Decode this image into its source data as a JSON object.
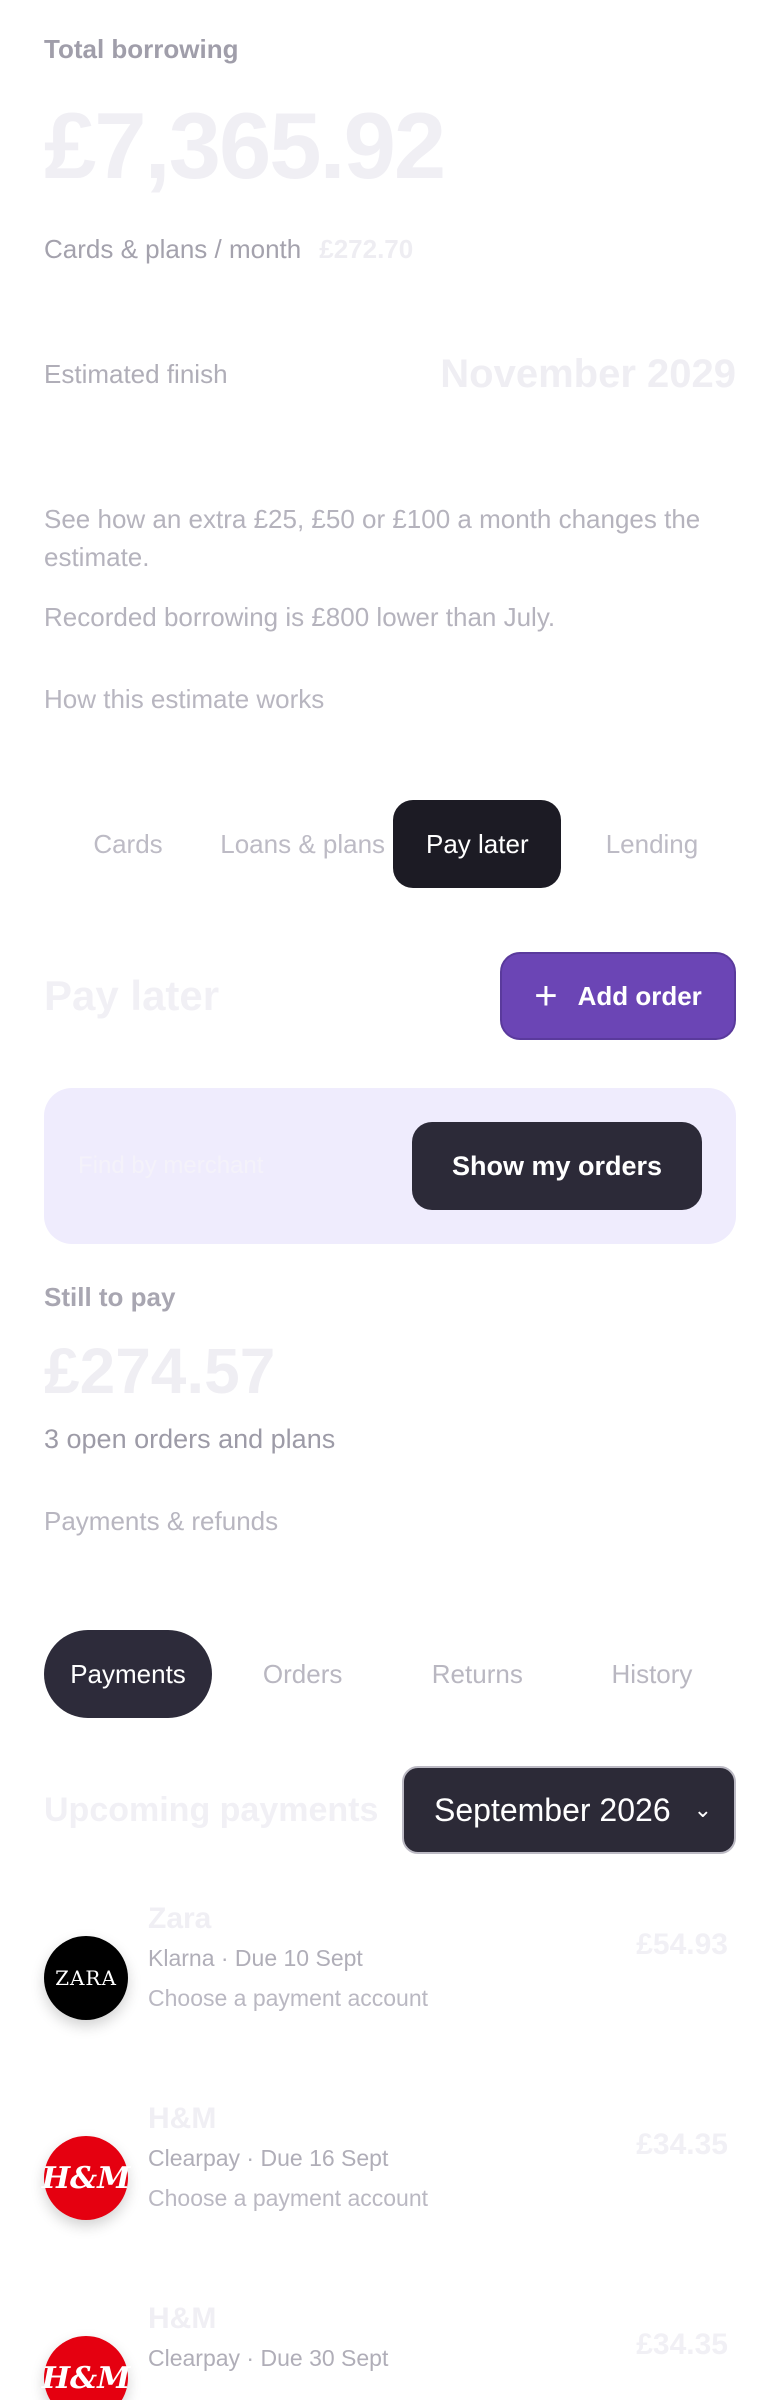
{
  "summary": {
    "total_label": "Total borrowing",
    "total_amount": "£7,365.92",
    "monthly_label": "Cards & plans / month",
    "monthly_value": "£272.70",
    "finish_label": "Estimated finish",
    "finish_value": "November 2029",
    "extra_text": "See how an extra £25, £50 or £100 a month changes the estimate.",
    "recorded_text": "Recorded borrowing is £800 lower than July.",
    "how_link": "How this estimate works"
  },
  "product_tabs": [
    {
      "label": "Cards",
      "active": false
    },
    {
      "label": "Loans & plans",
      "active": false
    },
    {
      "label": "Pay later",
      "active": true
    },
    {
      "label": "Lending",
      "active": false
    }
  ],
  "pay_later": {
    "title": "Pay later",
    "add_label": "Add order",
    "lookup_placeholder": "Find by merchant",
    "show_orders_label": "Show my orders",
    "still_to_pay_label": "Still to pay",
    "still_to_pay_amount": "£274.57",
    "open_count": "3 open orders and plans",
    "payments_refunds_link": "Payments & refunds"
  },
  "payment_tabs": [
    {
      "label": "Payments",
      "active": true
    },
    {
      "label": "Orders",
      "active": false
    },
    {
      "label": "Returns",
      "active": false
    },
    {
      "label": "History",
      "active": false
    }
  ],
  "upcoming": {
    "title": "Upcoming payments",
    "month": "September 2026",
    "rows": [
      {
        "merchant": "Zara",
        "logo": "ZARA",
        "meta": "Klarna · Due 10 Sept",
        "link": "Choose a payment account",
        "amount": "£54.93"
      },
      {
        "merchant": "H&M",
        "logo": "H&M",
        "meta": "Clearpay · Due 16 Sept",
        "link": "Choose a payment account",
        "amount": "£34.35"
      },
      {
        "merchant": "H&M",
        "logo": "H&M",
        "meta": "Clearpay · Due 30 Sept",
        "link": "",
        "amount": "£34.35"
      }
    ]
  },
  "colors": {
    "accent": "#6b45b5",
    "dark": "#1c1b24",
    "lookup_bg": "#efecfd"
  }
}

**GIVEN REQUEST:** Copy out all of the data word for word. Do not carry over any picture.

**EXPECTED ANSWER:**
Decode this image into its source data as a JSON object.
{
  "summary": {
    "total_label": "Total borrowing",
    "total_amount": "£7,365.92",
    "monthly_label": "Cards & plans / month",
    "monthly_value": "£272.70",
    "finish_label": "Estimated finish",
    "finish_value": "November 2029",
    "extra_text": "See how an extra £25, £50 or £100 a month changes the estimate.",
    "recorded_text": "Recorded borrowing is £800 lower than July.",
    "how_link": "How this estimate works"
  },
  "product_tabs": [
    {
      "label": "Cards",
      "active": false
    },
    {
      "label": "Loans & plans",
      "active": false
    },
    {
      "label": "Pay later",
      "active": true
    },
    {
      "label": "Lending",
      "active": false
    }
  ],
  "pay_later": {
    "title": "Pay later",
    "add_label": "Add order",
    "lookup_placeholder": "Find by merchant",
    "show_orders_label": "Show my orders",
    "still_to_pay_label": "Still to pay",
    "still_to_pay_amount": "£274.57",
    "open_count": "3 open orders and plans",
    "payments_refunds_link": "Payments & refunds"
  },
  "payment_tabs": [
    {
      "label": "Payments",
      "active": true
    },
    {
      "label": "Orders",
      "active": false
    },
    {
      "label": "Returns",
      "active": false
    },
    {
      "label": "History",
      "active": false
    }
  ],
  "upcoming": {
    "title": "Upcoming payments",
    "month": "September 2026",
    "rows": [
      {
        "merchant": "Zara",
        "logo": "ZARA",
        "meta": "Klarna · Due 10 Sept",
        "link": "Choose a payment account",
        "amount": "£54.93"
      },
      {
        "merchant": "H&M",
        "logo": "H&M",
        "meta": "Clearpay · Due 16 Sept",
        "link": "Choose a payment account",
        "amount": "£34.35"
      },
      {
        "merchant": "H&M",
        "logo": "H&M",
        "meta": "Clearpay · Due 30 Sept",
        "link": "",
        "amount": "£34.35"
      }
    ]
  },
  "colors": {
    "accent": "#6b45b5",
    "dark": "#1c1b24",
    "lookup_bg": "#efecfd"
  }
}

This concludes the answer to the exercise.